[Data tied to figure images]
━━━━━━━━━━━━━━━━━━━━━━━━━━━━━━
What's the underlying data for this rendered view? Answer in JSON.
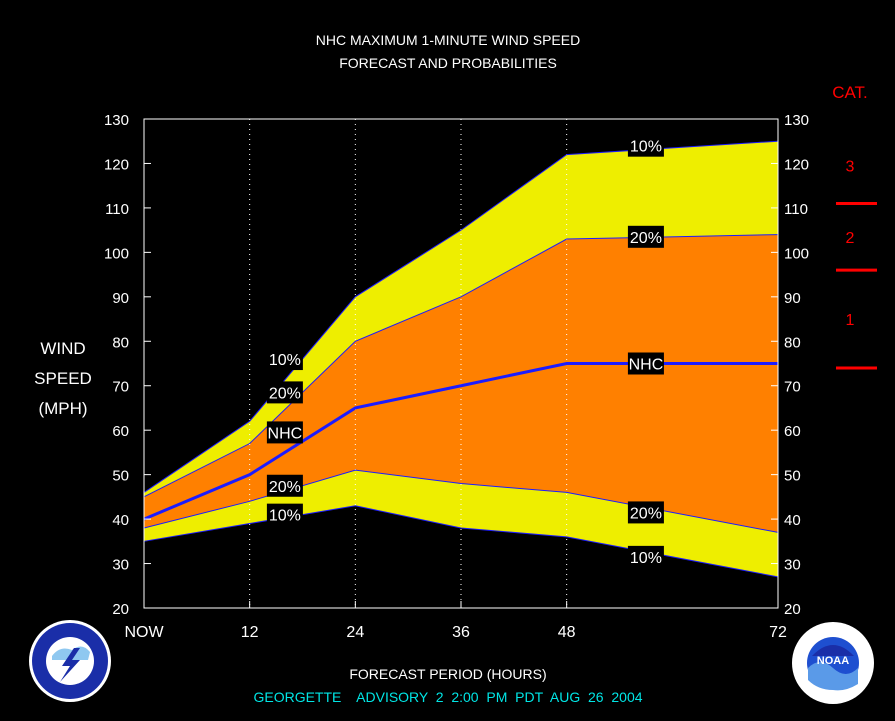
{
  "chart_data": {
    "type": "area",
    "title_line1": "NHC MAXIMUM 1-MINUTE WIND SPEED",
    "title_line2": "FORECAST AND PROBABILITIES",
    "ylabel": [
      "WIND",
      "SPEED",
      "(MPH)"
    ],
    "xlabel": "FORECAST PERIOD (HOURS)",
    "advisory": "GEORGETTE    ADVISORY  2  2:00  PM  PDT  AUG  26  2004",
    "xlim": [
      0,
      72
    ],
    "ylim": [
      20,
      130
    ],
    "x_ticks": [
      {
        "x": 0,
        "label": "NOW"
      },
      {
        "x": 12,
        "label": "12"
      },
      {
        "x": 24,
        "label": "24"
      },
      {
        "x": 36,
        "label": "36"
      },
      {
        "x": 48,
        "label": "48"
      },
      {
        "x": 72,
        "label": "72"
      }
    ],
    "y_ticks": [
      20,
      30,
      40,
      50,
      60,
      70,
      80,
      90,
      100,
      110,
      120,
      130
    ],
    "x": [
      0,
      12,
      24,
      36,
      48,
      72
    ],
    "series": [
      {
        "name": "10%",
        "role": "upper10",
        "values": [
          46,
          62,
          90,
          105,
          122,
          125
        ]
      },
      {
        "name": "20%",
        "role": "upper20",
        "values": [
          45,
          57,
          80,
          90,
          103,
          104
        ]
      },
      {
        "name": "NHC",
        "role": "nhc",
        "values": [
          40,
          50,
          65,
          70,
          75,
          75
        ]
      },
      {
        "name": "20%",
        "role": "lower20",
        "values": [
          38,
          44,
          51,
          48,
          46,
          37
        ]
      },
      {
        "name": "10%",
        "role": "lower10",
        "values": [
          35,
          39,
          43,
          38,
          36,
          27
        ]
      }
    ],
    "labels": [
      {
        "text": "10%",
        "x": 16,
        "y": 76
      },
      {
        "text": "20%",
        "x": 16,
        "y": 68.5
      },
      {
        "text": "NHC",
        "x": 16,
        "y": 59.5
      },
      {
        "text": "20%",
        "x": 16,
        "y": 47.5
      },
      {
        "text": "10%",
        "x": 16,
        "y": 41
      },
      {
        "text": "10%",
        "x": 57,
        "y": 124
      },
      {
        "text": "20%",
        "x": 57,
        "y": 103.5
      },
      {
        "text": "NHC",
        "x": 57,
        "y": 75
      },
      {
        "text": "20%",
        "x": 57,
        "y": 41.5
      },
      {
        "text": "10%",
        "x": 57,
        "y": 31.5
      }
    ],
    "category_header": "CAT.",
    "categories": [
      {
        "label": "3",
        "lower_bound_mph": 111
      },
      {
        "label": "2",
        "lower_bound_mph": 96
      },
      {
        "label": "1",
        "lower_bound_mph": 74
      }
    ],
    "colors": {
      "background": "#000000",
      "band10": "#eeee00",
      "band20": "#ff8000",
      "nhc_line": "#1c1cff",
      "category": "#ff0000",
      "advisory": "#00e5e5",
      "text": "#ffffff"
    }
  },
  "logos": {
    "left": "NATIONAL WEATHER SERVICE",
    "right": "NOAA"
  }
}
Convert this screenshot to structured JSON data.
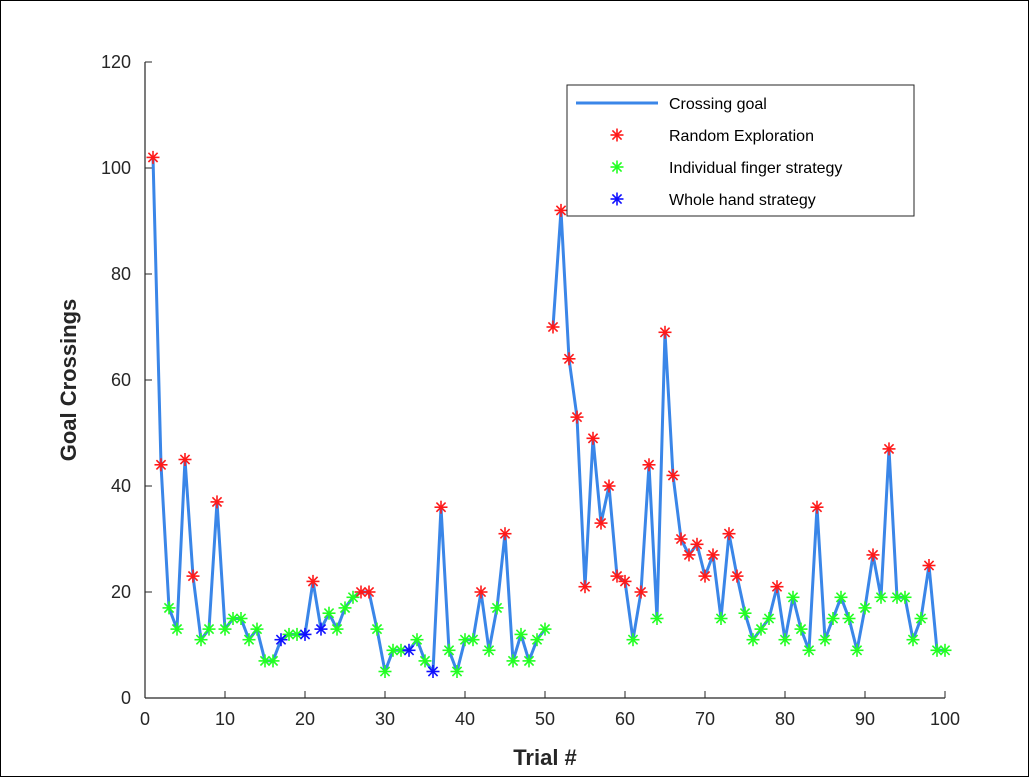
{
  "chart_data": {
    "type": "line",
    "xlabel": "Trial #",
    "ylabel": "Goal Crossings",
    "xlim": [
      0,
      100
    ],
    "ylim": [
      0,
      120
    ],
    "xticks": [
      "0",
      "10",
      "20",
      "30",
      "40",
      "50",
      "60",
      "70",
      "80",
      "90",
      "100"
    ],
    "yticks": [
      "0",
      "20",
      "40",
      "60",
      "80",
      "100",
      "120"
    ],
    "legend_position": "top-right",
    "colors": {
      "line": "#3a86e8",
      "random": "#ff1a1a",
      "individual": "#22ff22",
      "whole": "#1010ff"
    },
    "legend": [
      {
        "label": "Crossing goal",
        "kind": "line",
        "color_key": "line"
      },
      {
        "label": "Random Exploration",
        "kind": "marker",
        "color_key": "random"
      },
      {
        "label": "Individual finger strategy",
        "kind": "marker",
        "color_key": "individual"
      },
      {
        "label": "Whole hand strategy",
        "kind": "marker",
        "color_key": "whole"
      }
    ],
    "series": [
      {
        "name": "Crossing goal",
        "segment": 1,
        "x": [
          1,
          2,
          3,
          4,
          5,
          6,
          7,
          8,
          9,
          10,
          11,
          12,
          13,
          14,
          15,
          16,
          17,
          18,
          19,
          20,
          21,
          22,
          23,
          24,
          25,
          26,
          27,
          28,
          29,
          30,
          31,
          32,
          33,
          34,
          35,
          36,
          37,
          38,
          39,
          40,
          41,
          42,
          43,
          44,
          45,
          46,
          47,
          48,
          49,
          50
        ],
        "y": [
          102,
          44,
          17,
          13,
          45,
          23,
          11,
          13,
          37,
          13,
          15,
          15,
          11,
          13,
          7,
          7,
          11,
          12,
          12,
          12,
          22,
          13,
          16,
          13,
          17,
          19,
          20,
          20,
          13,
          5,
          9,
          9,
          9,
          11,
          7,
          5,
          36,
          9,
          5,
          11,
          11,
          20,
          9,
          17,
          31,
          7,
          12,
          7,
          11,
          13
        ]
      },
      {
        "name": "Crossing goal",
        "segment": 2,
        "x": [
          51,
          52,
          53,
          54,
          55,
          56,
          57,
          58,
          59,
          60,
          61,
          62,
          63,
          64,
          65,
          66,
          67,
          68,
          69,
          70,
          71,
          72,
          73,
          74,
          75,
          76,
          77,
          78,
          79,
          80,
          81,
          82,
          83,
          84,
          85,
          86,
          87,
          88,
          89,
          90,
          91,
          92,
          93,
          94,
          95,
          96,
          97,
          98,
          99,
          100
        ],
        "y": [
          70,
          92,
          64,
          53,
          21,
          49,
          33,
          40,
          23,
          22,
          11,
          20,
          44,
          15,
          69,
          42,
          30,
          27,
          29,
          23,
          27,
          15,
          31,
          23,
          16,
          11,
          13,
          15,
          21,
          11,
          19,
          13,
          9,
          36,
          11,
          15,
          19,
          15,
          9,
          17,
          27,
          19,
          47,
          19,
          19,
          11,
          15,
          25,
          9,
          9
        ]
      }
    ],
    "markers": {
      "random": [
        [
          1,
          102
        ],
        [
          2,
          44
        ],
        [
          5,
          45
        ],
        [
          6,
          23
        ],
        [
          9,
          37
        ],
        [
          21,
          22
        ],
        [
          27,
          20
        ],
        [
          28,
          20
        ],
        [
          37,
          36
        ],
        [
          42,
          20
        ],
        [
          45,
          31
        ],
        [
          51,
          70
        ],
        [
          52,
          92
        ],
        [
          53,
          64
        ],
        [
          54,
          53
        ],
        [
          55,
          21
        ],
        [
          56,
          49
        ],
        [
          57,
          33
        ],
        [
          58,
          40
        ],
        [
          59,
          23
        ],
        [
          60,
          22
        ],
        [
          62,
          20
        ],
        [
          63,
          44
        ],
        [
          65,
          69
        ],
        [
          66,
          42
        ],
        [
          67,
          30
        ],
        [
          68,
          27
        ],
        [
          69,
          29
        ],
        [
          70,
          23
        ],
        [
          71,
          27
        ],
        [
          73,
          31
        ],
        [
          74,
          23
        ],
        [
          79,
          21
        ],
        [
          84,
          36
        ],
        [
          91,
          27
        ],
        [
          93,
          47
        ],
        [
          98,
          25
        ]
      ],
      "individual": [
        [
          3,
          17
        ],
        [
          4,
          13
        ],
        [
          7,
          11
        ],
        [
          8,
          13
        ],
        [
          10,
          13
        ],
        [
          11,
          15
        ],
        [
          12,
          15
        ],
        [
          13,
          11
        ],
        [
          14,
          13
        ],
        [
          15,
          7
        ],
        [
          16,
          7
        ],
        [
          18,
          12
        ],
        [
          19,
          12
        ],
        [
          23,
          16
        ],
        [
          24,
          13
        ],
        [
          25,
          17
        ],
        [
          26,
          19
        ],
        [
          29,
          13
        ],
        [
          30,
          5
        ],
        [
          31,
          9
        ],
        [
          32,
          9
        ],
        [
          34,
          11
        ],
        [
          35,
          7
        ],
        [
          38,
          9
        ],
        [
          39,
          5
        ],
        [
          40,
          11
        ],
        [
          41,
          11
        ],
        [
          43,
          9
        ],
        [
          44,
          17
        ],
        [
          46,
          7
        ],
        [
          47,
          12
        ],
        [
          48,
          7
        ],
        [
          49,
          11
        ],
        [
          50,
          13
        ],
        [
          61,
          11
        ],
        [
          64,
          15
        ],
        [
          72,
          15
        ],
        [
          75,
          16
        ],
        [
          76,
          11
        ],
        [
          77,
          13
        ],
        [
          78,
          15
        ],
        [
          80,
          11
        ],
        [
          81,
          19
        ],
        [
          82,
          13
        ],
        [
          83,
          9
        ],
        [
          85,
          11
        ],
        [
          86,
          15
        ],
        [
          87,
          19
        ],
        [
          88,
          15
        ],
        [
          89,
          9
        ],
        [
          90,
          17
        ],
        [
          92,
          19
        ],
        [
          94,
          19
        ],
        [
          95,
          19
        ],
        [
          96,
          11
        ],
        [
          97,
          15
        ],
        [
          99,
          9
        ],
        [
          100,
          9
        ]
      ],
      "whole": [
        [
          17,
          11
        ],
        [
          20,
          12
        ],
        [
          22,
          13
        ],
        [
          33,
          9
        ],
        [
          36,
          5
        ]
      ]
    }
  }
}
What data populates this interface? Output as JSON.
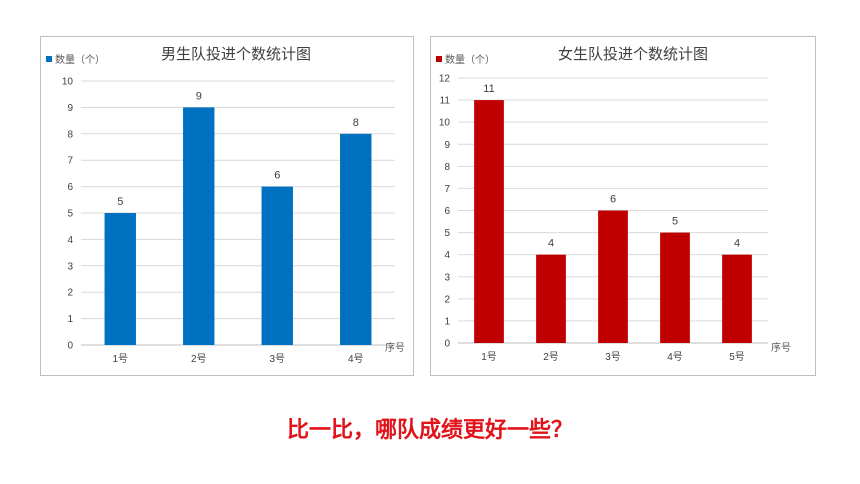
{
  "question": "比一比，哪队成绩更好一些？",
  "chart_data": [
    {
      "type": "bar",
      "title": "男生队投进个数统计图",
      "legend": "数量（个）",
      "legend_position": "top-left",
      "xlabel": "序号",
      "ylabel": "",
      "categories": [
        "1号",
        "2号",
        "3号",
        "4号"
      ],
      "series": [
        {
          "name": "数量（个）",
          "values": [
            5,
            9,
            6,
            8
          ]
        }
      ],
      "ylim": [
        0,
        10
      ],
      "yticks": [
        0,
        1,
        2,
        3,
        4,
        5,
        6,
        7,
        8,
        9,
        10
      ],
      "grid": true,
      "color": "#0070c0"
    },
    {
      "type": "bar",
      "title": "女生队投进个数统计图",
      "legend": "数量（个）",
      "legend_position": "top-left",
      "xlabel": "序号",
      "ylabel": "",
      "categories": [
        "1号",
        "2号",
        "3号",
        "4号",
        "5号"
      ],
      "series": [
        {
          "name": "数量（个）",
          "values": [
            11,
            4,
            6,
            5,
            4
          ]
        }
      ],
      "ylim": [
        0,
        12
      ],
      "yticks": [
        0,
        1,
        2,
        3,
        4,
        5,
        6,
        7,
        8,
        9,
        10,
        11,
        12
      ],
      "grid": true,
      "color": "#c00000"
    }
  ]
}
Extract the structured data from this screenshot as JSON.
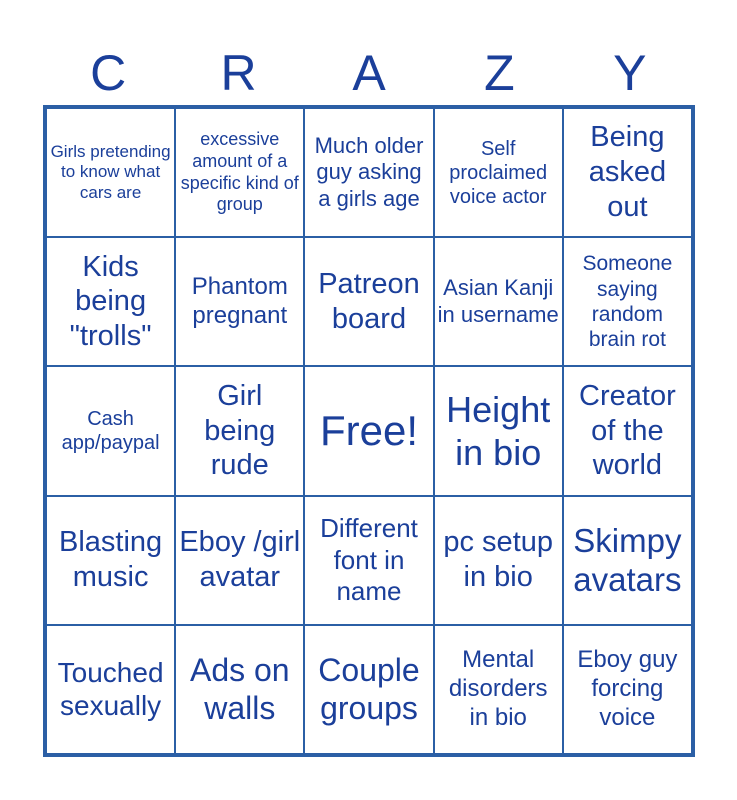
{
  "header": [
    "C",
    "R",
    "A",
    "Z",
    "Y"
  ],
  "cells": [
    "Girls pretending to know what cars are",
    "excessive amount of a specific kind of group",
    "Much older guy asking a girls age",
    "Self proclaimed voice actor",
    "Being asked out",
    "Kids being \"trolls\"",
    "Phantom pregnant",
    "Patreon board",
    "Asian Kanji in username",
    "Someone saying random brain rot",
    "Cash app/paypal",
    "Girl being rude",
    "Free!",
    "Height in bio",
    "Creator of the world",
    "Blasting music",
    "Eboy /girl avatar",
    "Different font in name",
    "pc setup in bio",
    "Skimpy avatars",
    "Touched sexually",
    "Ads on walls",
    "Couple groups",
    "Mental disorders in bio",
    "Eboy guy forcing voice"
  ],
  "colors": {
    "text": "#1b3f9a",
    "border": "#2b5fa5"
  }
}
━━━━━━━━━━━━━━━━━━━━━━━━━━━━━━
What is expected | Scan the material above. Copy each line where "ylabel" occurs.

Exercise solution |
    "ylabel": [
    "ylabel": "Goal Crossings",
      "ylabel": "",
      "ylabel": "",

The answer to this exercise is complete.